▼▼▼

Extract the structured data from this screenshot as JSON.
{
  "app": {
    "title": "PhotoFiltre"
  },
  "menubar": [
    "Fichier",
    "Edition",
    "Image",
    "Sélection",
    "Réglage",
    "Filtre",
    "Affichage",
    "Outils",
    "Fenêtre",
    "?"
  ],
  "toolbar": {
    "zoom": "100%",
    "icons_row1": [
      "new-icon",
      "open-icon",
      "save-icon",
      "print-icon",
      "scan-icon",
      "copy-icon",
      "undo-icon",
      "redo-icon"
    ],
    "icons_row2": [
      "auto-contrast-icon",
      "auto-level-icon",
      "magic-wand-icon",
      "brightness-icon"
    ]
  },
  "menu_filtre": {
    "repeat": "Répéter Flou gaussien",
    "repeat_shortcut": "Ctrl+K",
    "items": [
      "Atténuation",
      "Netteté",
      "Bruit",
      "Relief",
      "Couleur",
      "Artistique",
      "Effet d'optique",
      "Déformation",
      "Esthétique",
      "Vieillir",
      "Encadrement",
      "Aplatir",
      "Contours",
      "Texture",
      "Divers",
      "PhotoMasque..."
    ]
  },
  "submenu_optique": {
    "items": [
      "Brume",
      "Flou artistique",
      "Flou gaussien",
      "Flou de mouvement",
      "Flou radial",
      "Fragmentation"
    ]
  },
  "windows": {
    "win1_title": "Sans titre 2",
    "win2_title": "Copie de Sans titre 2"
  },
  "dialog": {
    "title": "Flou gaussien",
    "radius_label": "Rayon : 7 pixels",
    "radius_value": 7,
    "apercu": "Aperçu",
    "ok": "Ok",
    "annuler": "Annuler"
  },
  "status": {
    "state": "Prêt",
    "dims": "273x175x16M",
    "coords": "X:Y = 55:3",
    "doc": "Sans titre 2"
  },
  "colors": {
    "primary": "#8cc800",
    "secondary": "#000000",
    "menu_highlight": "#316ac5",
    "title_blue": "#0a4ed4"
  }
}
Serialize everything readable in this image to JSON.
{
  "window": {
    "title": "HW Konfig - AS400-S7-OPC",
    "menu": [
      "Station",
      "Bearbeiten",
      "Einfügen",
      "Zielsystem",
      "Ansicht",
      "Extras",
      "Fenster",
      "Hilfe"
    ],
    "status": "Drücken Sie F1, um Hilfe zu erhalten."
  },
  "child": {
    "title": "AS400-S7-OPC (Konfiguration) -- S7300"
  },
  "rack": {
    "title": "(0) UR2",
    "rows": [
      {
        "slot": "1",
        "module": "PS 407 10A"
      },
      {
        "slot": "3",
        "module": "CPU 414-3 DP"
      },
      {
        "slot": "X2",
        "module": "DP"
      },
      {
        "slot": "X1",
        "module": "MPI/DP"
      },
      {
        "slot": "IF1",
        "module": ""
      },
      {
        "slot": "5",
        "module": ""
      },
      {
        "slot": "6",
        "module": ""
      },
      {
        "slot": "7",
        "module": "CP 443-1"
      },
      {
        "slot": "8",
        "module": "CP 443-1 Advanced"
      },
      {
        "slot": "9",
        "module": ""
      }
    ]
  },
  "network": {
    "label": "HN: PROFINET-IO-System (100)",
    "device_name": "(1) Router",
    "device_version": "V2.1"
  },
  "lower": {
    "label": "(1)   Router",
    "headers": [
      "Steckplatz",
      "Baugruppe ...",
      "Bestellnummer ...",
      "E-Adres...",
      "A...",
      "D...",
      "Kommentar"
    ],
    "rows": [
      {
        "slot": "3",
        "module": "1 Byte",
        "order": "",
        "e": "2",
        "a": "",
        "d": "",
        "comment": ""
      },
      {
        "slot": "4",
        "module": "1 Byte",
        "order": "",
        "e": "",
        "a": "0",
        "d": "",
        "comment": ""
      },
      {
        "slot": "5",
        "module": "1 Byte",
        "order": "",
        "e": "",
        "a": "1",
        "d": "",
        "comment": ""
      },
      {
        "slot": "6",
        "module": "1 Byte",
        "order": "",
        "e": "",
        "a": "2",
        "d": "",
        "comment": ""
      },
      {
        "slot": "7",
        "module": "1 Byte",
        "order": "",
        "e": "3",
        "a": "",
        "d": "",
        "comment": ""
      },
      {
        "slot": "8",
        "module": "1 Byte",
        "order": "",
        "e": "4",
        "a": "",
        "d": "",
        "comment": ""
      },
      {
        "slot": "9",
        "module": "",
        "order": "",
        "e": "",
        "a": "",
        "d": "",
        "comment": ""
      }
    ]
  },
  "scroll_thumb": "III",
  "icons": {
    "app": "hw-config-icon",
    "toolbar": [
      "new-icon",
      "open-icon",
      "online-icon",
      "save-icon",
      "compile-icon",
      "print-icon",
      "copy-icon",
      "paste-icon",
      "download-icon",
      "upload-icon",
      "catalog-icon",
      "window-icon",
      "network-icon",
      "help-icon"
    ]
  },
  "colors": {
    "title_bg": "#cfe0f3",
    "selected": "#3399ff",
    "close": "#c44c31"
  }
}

▲▲▲

WHAT YOU NEED TO DO:
Extract all the entries word for word.

THE RESPONSE:
Extract the structured data from this screenshot as JSON.
{
  "app": {
    "title": "PhotoFiltre"
  },
  "menubar": [
    "Fichier",
    "Edition",
    "Image",
    "Sélection",
    "Réglage",
    "Filtre",
    "Affichage",
    "Outils",
    "Fenêtre",
    "?"
  ],
  "toolbar": {
    "zoom": "100%",
    "icons_row1": [
      "new-icon",
      "open-icon",
      "save-icon",
      "print-icon",
      "scan-icon",
      "copy-icon",
      "undo-icon",
      "redo-icon"
    ],
    "icons_row2": [
      "auto-contrast-icon",
      "auto-level-icon",
      "magic-wand-icon",
      "brightness-icon"
    ]
  },
  "menu_filtre": {
    "repeat": "Répéter Flou gaussien",
    "repeat_shortcut": "Ctrl+K",
    "items": [
      "Atténuation",
      "Netteté",
      "Bruit",
      "Relief",
      "Couleur",
      "Artistique",
      "Effet d'optique",
      "Déformation",
      "Esthétique",
      "Vieillir",
      "Encadrement",
      "Aplatir",
      "Contours",
      "Texture",
      "Divers",
      "PhotoMasque..."
    ]
  },
  "submenu_optique": {
    "items": [
      "Brume",
      "Flou artistique",
      "Flou gaussien",
      "Flou de mouvement",
      "Flou radial",
      "Fragmentation"
    ]
  },
  "windows": {
    "win1_title": "Sans titre 2",
    "win2_title": "Copie de Sans titre 2"
  },
  "dialog": {
    "title": "Flou gaussien",
    "radius_label": "Rayon : 7 pixels",
    "radius_value": 7,
    "apercu": "Aperçu",
    "ok": "Ok",
    "annuler": "Annuler"
  },
  "status": {
    "state": "Prêt",
    "dims": "273x175x16M",
    "coords": "X:Y = 55:3",
    "doc": "Sans titre 2"
  },
  "colors": {
    "primary": "#8cc800",
    "secondary": "#000000",
    "menu_highlight": "#316ac5",
    "title_blue": "#0a4ed4"
  }
}
Serialize everything readable in this image to JSON.
{
  "window": {
    "title": "HW Konfig - AS400-S7-OPC",
    "menu": [
      "Station",
      "Bearbeiten",
      "Einfügen",
      "Zielsystem",
      "Ansicht",
      "Extras",
      "Fenster",
      "Hilfe"
    ],
    "status": "Drücken Sie F1, um Hilfe zu erhalten."
  },
  "child": {
    "title": "AS400-S7-OPC (Konfiguration) -- S7300"
  },
  "rack": {
    "title": "(0) UR2",
    "rows": [
      {
        "slot": "1",
        "module": "PS 407 10A"
      },
      {
        "slot": "3",
        "module": "CPU 414-3 DP"
      },
      {
        "slot": "X2",
        "module": "DP"
      },
      {
        "slot": "X1",
        "module": "MPI/DP"
      },
      {
        "slot": "IF1",
        "module": ""
      },
      {
        "slot": "5",
        "module": ""
      },
      {
        "slot": "6",
        "module": ""
      },
      {
        "slot": "7",
        "module": "CP 443-1"
      },
      {
        "slot": "8",
        "module": "CP 443-1 Advanced"
      },
      {
        "slot": "9",
        "module": ""
      }
    ]
  },
  "network": {
    "label": "HN: PROFINET-IO-System (100)",
    "device_name": "(1) Router",
    "device_version": "V2.1"
  },
  "lower": {
    "label": "(1)   Router",
    "headers": [
      "Steckplatz",
      "Baugruppe ...",
      "Bestellnummer ...",
      "E-Adres...",
      "A...",
      "D...",
      "Kommentar"
    ],
    "rows": [
      {
        "slot": "3",
        "module": "1 Byte",
        "order": "",
        "e": "2",
        "a": "",
        "d": "",
        "comment": ""
      },
      {
        "slot": "4",
        "module": "1 Byte",
        "order": "",
        "e": "",
        "a": "0",
        "d": "",
        "comment": ""
      },
      {
        "slot": "5",
        "module": "1 Byte",
        "order": "",
        "e": "",
        "a": "1",
        "d": "",
        "comment": ""
      },
      {
        "slot": "6",
        "module": "1 Byte",
        "order": "",
        "e": "",
        "a": "2",
        "d": "",
        "comment": ""
      },
      {
        "slot": "7",
        "module": "1 Byte",
        "order": "",
        "e": "3",
        "a": "",
        "d": "",
        "comment": ""
      },
      {
        "slot": "8",
        "module": "1 Byte",
        "order": "",
        "e": "4",
        "a": "",
        "d": "",
        "comment": ""
      },
      {
        "slot": "9",
        "module": "",
        "order": "",
        "e": "",
        "a": "",
        "d": "",
        "comment": ""
      }
    ]
  },
  "scroll_thumb": "III",
  "icons": {
    "app": "hw-config-icon",
    "toolbar": [
      "new-icon",
      "open-icon",
      "online-icon",
      "save-icon",
      "compile-icon",
      "print-icon",
      "copy-icon",
      "paste-icon",
      "download-icon",
      "upload-icon",
      "catalog-icon",
      "window-icon",
      "network-icon",
      "help-icon"
    ]
  },
  "colors": {
    "title_bg": "#cfe0f3",
    "selected": "#3399ff",
    "close": "#c44c31"
  }
}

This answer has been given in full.